» **What needs to be done**
Retype the whole listing verbatim and keep the pictures out of it.

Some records
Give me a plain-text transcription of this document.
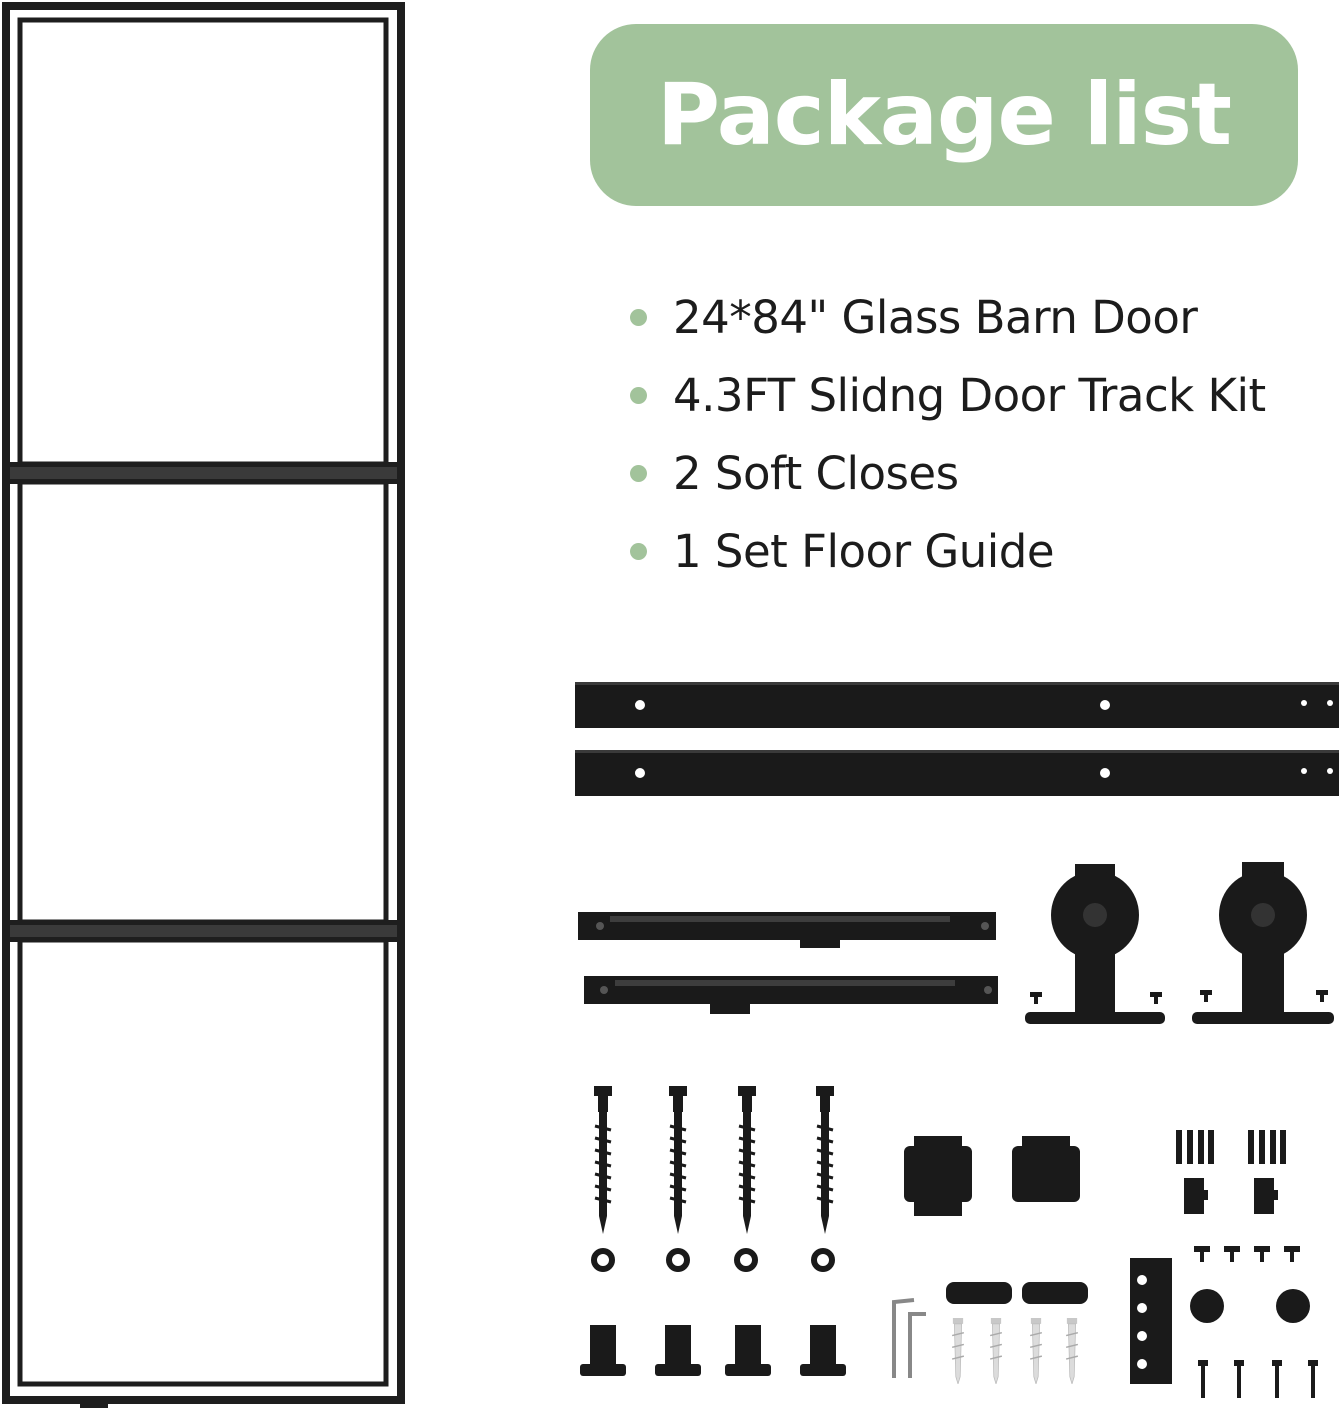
Package list
24*84" Glass Barn Door
4.3FT Slidng Door Track Kit
2 Soft Closes
1 Set Floor Guide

» **Solution to this problem**
Give me a plain-text transcription of this document.
Package list
24*84" Glass Barn Door
4.3FT Slidng Door Track Kit
2 Soft Closes
1 Set Floor Guide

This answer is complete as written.